(What the task asks)
Reproduce the line that holds "What does this" together with all the lines after it up to the end of the entries.
====== Entries shown ======
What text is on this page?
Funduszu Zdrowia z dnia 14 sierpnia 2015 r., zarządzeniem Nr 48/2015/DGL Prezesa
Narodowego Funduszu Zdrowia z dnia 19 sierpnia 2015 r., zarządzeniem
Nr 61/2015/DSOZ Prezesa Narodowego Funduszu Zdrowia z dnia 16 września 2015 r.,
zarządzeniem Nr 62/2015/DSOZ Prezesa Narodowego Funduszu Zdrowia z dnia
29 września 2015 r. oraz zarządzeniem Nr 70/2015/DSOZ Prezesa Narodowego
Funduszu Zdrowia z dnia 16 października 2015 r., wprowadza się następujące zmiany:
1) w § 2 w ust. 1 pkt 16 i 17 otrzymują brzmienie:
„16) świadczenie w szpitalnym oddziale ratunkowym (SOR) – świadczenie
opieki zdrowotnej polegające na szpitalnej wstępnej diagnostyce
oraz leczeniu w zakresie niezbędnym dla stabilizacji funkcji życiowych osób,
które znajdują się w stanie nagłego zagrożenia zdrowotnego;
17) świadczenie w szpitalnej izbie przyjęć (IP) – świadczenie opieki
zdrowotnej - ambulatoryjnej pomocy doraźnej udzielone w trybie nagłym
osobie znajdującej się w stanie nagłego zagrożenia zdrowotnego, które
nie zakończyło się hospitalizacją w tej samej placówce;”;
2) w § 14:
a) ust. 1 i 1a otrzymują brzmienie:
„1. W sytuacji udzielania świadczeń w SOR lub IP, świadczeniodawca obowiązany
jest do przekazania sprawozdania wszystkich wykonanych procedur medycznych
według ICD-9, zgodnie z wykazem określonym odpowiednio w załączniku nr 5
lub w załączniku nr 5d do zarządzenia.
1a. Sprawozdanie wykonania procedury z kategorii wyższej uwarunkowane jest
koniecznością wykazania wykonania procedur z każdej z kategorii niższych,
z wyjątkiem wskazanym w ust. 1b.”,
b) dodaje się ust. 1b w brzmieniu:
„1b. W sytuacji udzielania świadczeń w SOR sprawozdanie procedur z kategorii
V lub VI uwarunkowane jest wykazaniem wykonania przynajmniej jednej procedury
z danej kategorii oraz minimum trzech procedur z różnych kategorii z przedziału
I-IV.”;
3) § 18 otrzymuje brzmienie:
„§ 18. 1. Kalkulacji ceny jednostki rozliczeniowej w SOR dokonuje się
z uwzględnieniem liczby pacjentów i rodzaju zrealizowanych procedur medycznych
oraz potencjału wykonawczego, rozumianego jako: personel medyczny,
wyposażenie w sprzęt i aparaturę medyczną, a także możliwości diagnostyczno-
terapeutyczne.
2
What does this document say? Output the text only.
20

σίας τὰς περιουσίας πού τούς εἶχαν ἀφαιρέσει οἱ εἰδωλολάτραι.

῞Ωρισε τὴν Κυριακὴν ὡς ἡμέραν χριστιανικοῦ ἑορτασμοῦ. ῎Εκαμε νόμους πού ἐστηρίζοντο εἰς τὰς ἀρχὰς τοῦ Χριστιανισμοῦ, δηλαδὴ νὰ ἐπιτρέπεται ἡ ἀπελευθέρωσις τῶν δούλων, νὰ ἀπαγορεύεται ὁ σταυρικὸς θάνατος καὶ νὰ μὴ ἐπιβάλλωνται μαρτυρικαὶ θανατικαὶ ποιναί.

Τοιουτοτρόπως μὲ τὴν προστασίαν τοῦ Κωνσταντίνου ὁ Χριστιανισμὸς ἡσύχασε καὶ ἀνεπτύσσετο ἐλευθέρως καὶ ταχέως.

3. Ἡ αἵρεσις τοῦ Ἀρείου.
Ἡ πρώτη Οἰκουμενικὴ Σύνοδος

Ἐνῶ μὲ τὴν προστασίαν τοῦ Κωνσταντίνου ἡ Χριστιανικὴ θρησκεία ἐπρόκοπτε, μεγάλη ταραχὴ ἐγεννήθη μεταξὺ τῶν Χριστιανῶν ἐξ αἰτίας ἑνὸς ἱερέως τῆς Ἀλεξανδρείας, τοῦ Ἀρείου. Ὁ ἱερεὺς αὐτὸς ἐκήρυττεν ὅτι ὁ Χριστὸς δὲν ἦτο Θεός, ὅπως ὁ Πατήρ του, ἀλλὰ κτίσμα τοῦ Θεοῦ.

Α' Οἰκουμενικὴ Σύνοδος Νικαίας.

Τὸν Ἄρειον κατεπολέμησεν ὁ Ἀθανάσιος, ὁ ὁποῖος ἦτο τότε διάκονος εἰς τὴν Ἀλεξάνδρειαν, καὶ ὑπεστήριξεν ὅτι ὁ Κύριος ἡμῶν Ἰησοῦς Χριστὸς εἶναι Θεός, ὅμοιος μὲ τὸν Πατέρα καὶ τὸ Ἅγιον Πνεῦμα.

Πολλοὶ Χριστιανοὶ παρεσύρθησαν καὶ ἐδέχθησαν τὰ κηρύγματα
======
(Result of this task)
What does this document say? Output the text only.
20

σίας τὰς περιουσίας πού τούς εἶχαν ἀφαιρέσει οἱ εἰδωλολάτραι.

῞Ωρισε τὴν Κυριακὴν ὡς ἡμέραν χριστιανικοῦ ἑορτασμοῦ. ῎Εκαμε νόμους πού ἐστηρίζοντο εἰς τὰς ἀρχὰς τοῦ Χριστιανισμοῦ, δηλαδὴ νὰ ἐπιτρέπεται ἡ ἀπελευθέρωσις τῶν δούλων, νὰ ἀπαγορεύεται ὁ σταυρικὸς θάνατος καὶ νὰ μὴ ἐπιβάλλωνται μαρτυρικαὶ θανατικαὶ ποιναί.

Τοιουτοτρόπως μὲ τὴν προστασίαν τοῦ Κωνσταντίνου ὁ Χριστιανισμὸς ἡσύχασε καὶ ἀνεπτύσσετο ἐλευθέρως καὶ ταχέως.

3. Ἡ αἵρεσις τοῦ Ἀρείου.
Ἡ πρώτη Οἰκουμενικὴ Σύνοδος

Ἐνῶ μὲ τὴν προστασίαν τοῦ Κωνσταντίνου ἡ Χριστιανικὴ θρησκεία ἐπρόκοπτε, μεγάλη ταραχὴ ἐγεννήθη μεταξὺ τῶν Χριστιανῶν ἐξ αἰτίας ἑνὸς ἱερέως τῆς Ἀλεξανδρείας, τοῦ Ἀρείου. Ὁ ἱερεὺς αὐτὸς ἐκήρυττεν ὅτι ὁ Χριστὸς δὲν ἦτο Θεός, ὅπως ὁ Πατήρ του, ἀλλὰ κτίσμα τοῦ Θεοῦ.

Α' Οἰκουμενικὴ Σύνοδος Νικαίας.

Τὸν Ἄρειον κατεπολέμησεν ὁ Ἀθανάσιος, ὁ ὁποῖος ἦτο τότε διάκονος εἰς τὴν Ἀλεξάνδρειαν, καὶ ὑπεστήριξεν ὅτι ὁ Κύριος ἡμῶν Ἰησοῦς Χριστὸς εἶναι Θεός, ὅμοιος μὲ τὸν Πατέρα καὶ τὸ Ἅγιον Πνεῦμα.

Πολλοὶ Χριστιανοὶ παρεσύρθησαν καὶ ἐδέχθησαν τὰ κηρύγματα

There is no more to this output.